## What is asked
All the data must come back unchanged, except that pictures are left out.
>> begin Raw records
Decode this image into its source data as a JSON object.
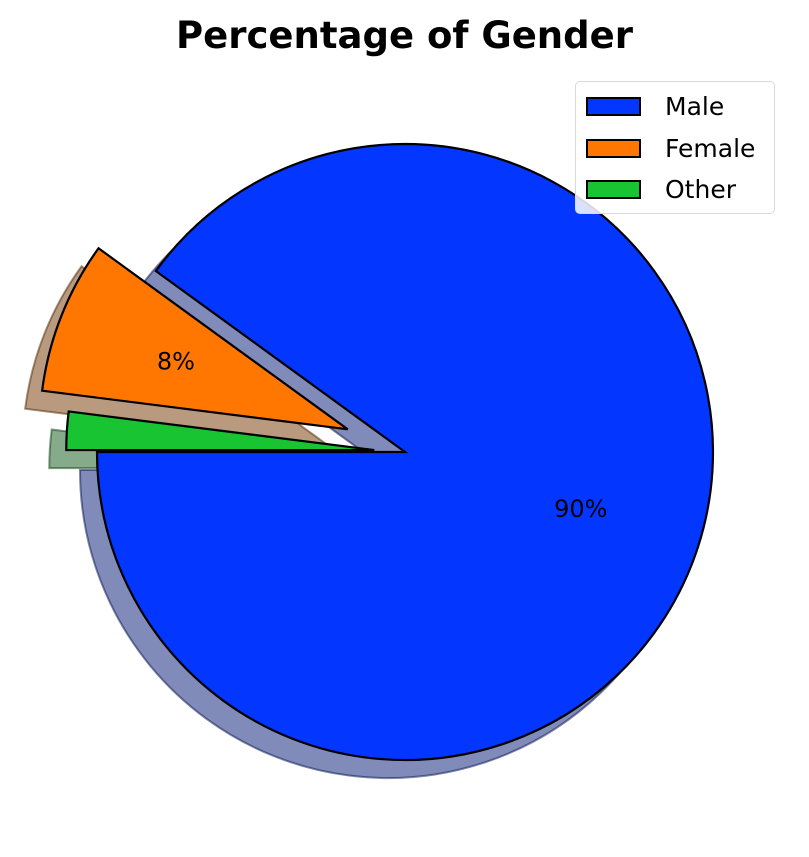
{
  "chart_data": {
    "type": "pie",
    "title": "Percentage of Gender",
    "labels": [
      "Male",
      "Female",
      "Other"
    ],
    "values": [
      90,
      8,
      2
    ],
    "data_labels": [
      "90%",
      "8%",
      ""
    ],
    "colors": [
      "#0336ff",
      "#ff7700",
      "#18c431"
    ],
    "explode": [
      0,
      0.2,
      0.1
    ],
    "startangle_deg": 180,
    "shadow": true,
    "legend_loc": "upper-right"
  }
}
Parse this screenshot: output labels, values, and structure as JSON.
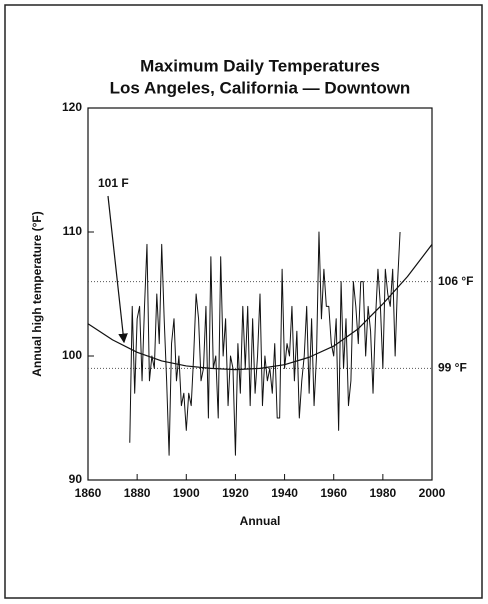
{
  "chart_data": {
    "type": "line",
    "title": [
      "Maximum Daily Temperatures",
      "Los Angeles, California — Downtown"
    ],
    "x_label": "Annual",
    "y_label": "Annual high temperature (°F)",
    "xlim": [
      1860,
      2000
    ],
    "xticks": [
      1860,
      1880,
      1900,
      1920,
      1940,
      1960,
      1980,
      2000
    ],
    "ylim": [
      90,
      120
    ],
    "yticks": [
      90,
      100,
      110,
      120
    ],
    "series": [
      {
        "color": "#111111",
        "x": [
          1877,
          1878,
          1879,
          1880,
          1881,
          1882,
          1883,
          1884,
          1885,
          1886,
          1887,
          1888,
          1889,
          1890,
          1891,
          1892,
          1893,
          1894,
          1895,
          1896,
          1897,
          1898,
          1899,
          1900,
          1901,
          1902,
          1903,
          1904,
          1905,
          1906,
          1907,
          1908,
          1909,
          1910,
          1911,
          1912,
          1913,
          1914,
          1915,
          1916,
          1917,
          1918,
          1919,
          1920,
          1921,
          1922,
          1923,
          1924,
          1925,
          1926,
          1927,
          1928,
          1929,
          1930,
          1931,
          1932,
          1933,
          1934,
          1935,
          1936,
          1937,
          1938,
          1939,
          1940,
          1941,
          1942,
          1943,
          1944,
          1945,
          1946,
          1947,
          1948,
          1949,
          1950,
          1951,
          1952,
          1953,
          1954,
          1955,
          1956,
          1957,
          1958,
          1959,
          1960,
          1961,
          1962,
          1963,
          1964,
          1965,
          1966,
          1967,
          1968,
          1969,
          1970,
          1971,
          1972,
          1973,
          1974,
          1975,
          1976,
          1977,
          1978,
          1979,
          1980,
          1981,
          1982,
          1983,
          1984,
          1985,
          1986,
          1987
        ],
        "values": [
          93,
          104,
          97,
          103,
          104,
          98,
          104,
          109,
          98,
          100,
          99,
          105,
          101,
          109,
          103,
          98,
          92,
          101,
          103,
          98,
          100,
          96,
          97,
          94,
          97,
          96,
          100,
          105,
          103,
          98,
          99,
          104,
          95,
          108,
          99,
          100,
          95,
          108,
          100,
          103,
          96,
          100,
          99,
          92,
          101,
          97,
          104,
          99,
          104,
          96,
          103,
          97,
          100,
          105,
          96,
          100,
          98,
          99,
          97,
          101,
          95,
          95,
          107,
          99,
          101,
          100,
          104,
          98,
          102,
          95,
          98,
          100,
          104,
          97,
          103,
          96,
          100,
          110,
          103,
          107,
          104,
          104,
          101,
          100,
          103,
          94,
          106,
          99,
          103,
          96,
          98,
          106,
          104,
          101,
          106,
          106,
          100,
          104,
          102,
          97,
          103,
          107,
          104,
          99,
          107,
          105,
          104,
          107,
          100,
          106,
          110
        ]
      }
    ],
    "trend": {
      "color": "#111111",
      "x": [
        1860,
        1870,
        1880,
        1890,
        1900,
        1910,
        1920,
        1930,
        1940,
        1950,
        1960,
        1970,
        1980,
        1990,
        2000
      ],
      "values": [
        102.6,
        101.3,
        100.3,
        99.6,
        99.2,
        99.0,
        98.9,
        99.0,
        99.3,
        99.9,
        100.8,
        102.2,
        104.2,
        106.4,
        109
      ]
    },
    "reference_lines": [
      {
        "value": 106,
        "label": "106 °F"
      },
      {
        "value": 99,
        "label": "99 °F"
      }
    ],
    "annotation": "101 F"
  }
}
>> end Raw records
## Problem solution
Decode this image into its source data as a JSON object.
{
  "chart_data": {
    "type": "pie",
    "title": "Percentage of Gender",
    "labels": [
      "Male",
      "Female",
      "Other"
    ],
    "values": [
      90,
      8,
      2
    ],
    "data_labels": [
      "90%",
      "8%",
      ""
    ],
    "colors": [
      "#0336ff",
      "#ff7700",
      "#18c431"
    ],
    "explode": [
      0,
      0.2,
      0.1
    ],
    "startangle_deg": 180,
    "shadow": true,
    "legend_loc": "upper-right"
  }
}
Parse this screenshot: output labels, values, and structure as JSON.
{
  "chart_data": {
    "type": "line",
    "title": [
      "Maximum Daily Temperatures",
      "Los Angeles, California — Downtown"
    ],
    "x_label": "Annual",
    "y_label": "Annual high temperature (°F)",
    "xlim": [
      1860,
      2000
    ],
    "xticks": [
      1860,
      1880,
      1900,
      1920,
      1940,
      1960,
      1980,
      2000
    ],
    "ylim": [
      90,
      120
    ],
    "yticks": [
      90,
      100,
      110,
      120
    ],
    "series": [
      {
        "color": "#111111",
        "x": [
          1877,
          1878,
          1879,
          1880,
          1881,
          1882,
          1883,
          1884,
          1885,
          1886,
          1887,
          1888,
          1889,
          1890,
          1891,
          1892,
          1893,
          1894,
          1895,
          1896,
          1897,
          1898,
          1899,
          1900,
          1901,
          1902,
          1903,
          1904,
          1905,
          1906,
          1907,
          1908,
          1909,
          1910,
          1911,
          1912,
          1913,
          1914,
          1915,
          1916,
          1917,
          1918,
          1919,
          1920,
          1921,
          1922,
          1923,
          1924,
          1925,
          1926,
          1927,
          1928,
          1929,
          1930,
          1931,
          1932,
          1933,
          1934,
          1935,
          1936,
          1937,
          1938,
          1939,
          1940,
          1941,
          1942,
          1943,
          1944,
          1945,
          1946,
          1947,
          1948,
          1949,
          1950,
          1951,
          1952,
          1953,
          1954,
          1955,
          1956,
          1957,
          1958,
          1959,
          1960,
          1961,
          1962,
          1963,
          1964,
          1965,
          1966,
          1967,
          1968,
          1969,
          1970,
          1971,
          1972,
          1973,
          1974,
          1975,
          1976,
          1977,
          1978,
          1979,
          1980,
          1981,
          1982,
          1983,
          1984,
          1985,
          1986,
          1987
        ],
        "values": [
          93,
          104,
          97,
          103,
          104,
          98,
          104,
          109,
          98,
          100,
          99,
          105,
          101,
          109,
          103,
          98,
          92,
          101,
          103,
          98,
          100,
          96,
          97,
          94,
          97,
          96,
          100,
          105,
          103,
          98,
          99,
          104,
          95,
          108,
          99,
          100,
          95,
          108,
          100,
          103,
          96,
          100,
          99,
          92,
          101,
          97,
          104,
          99,
          104,
          96,
          103,
          97,
          100,
          105,
          96,
          100,
          98,
          99,
          97,
          101,
          95,
          95,
          107,
          99,
          101,
          100,
          104,
          98,
          102,
          95,
          98,
          100,
          104,
          97,
          103,
          96,
          100,
          110,
          103,
          107,
          104,
          104,
          101,
          100,
          103,
          94,
          106,
          99,
          103,
          96,
          98,
          106,
          104,
          101,
          106,
          106,
          100,
          104,
          102,
          97,
          103,
          107,
          104,
          99,
          107,
          105,
          104,
          107,
          100,
          106,
          110
        ]
      }
    ],
    "trend": {
      "color": "#111111",
      "x": [
        1860,
        1870,
        1880,
        1890,
        1900,
        1910,
        1920,
        1930,
        1940,
        1950,
        1960,
        1970,
        1980,
        1990,
        2000
      ],
      "values": [
        102.6,
        101.3,
        100.3,
        99.6,
        99.2,
        99.0,
        98.9,
        99.0,
        99.3,
        99.9,
        100.8,
        102.2,
        104.2,
        106.4,
        109
      ]
    },
    "reference_lines": [
      {
        "value": 106,
        "label": "106 °F"
      },
      {
        "value": 99,
        "label": "99 °F"
      }
    ],
    "annotation": "101 F"
  }
}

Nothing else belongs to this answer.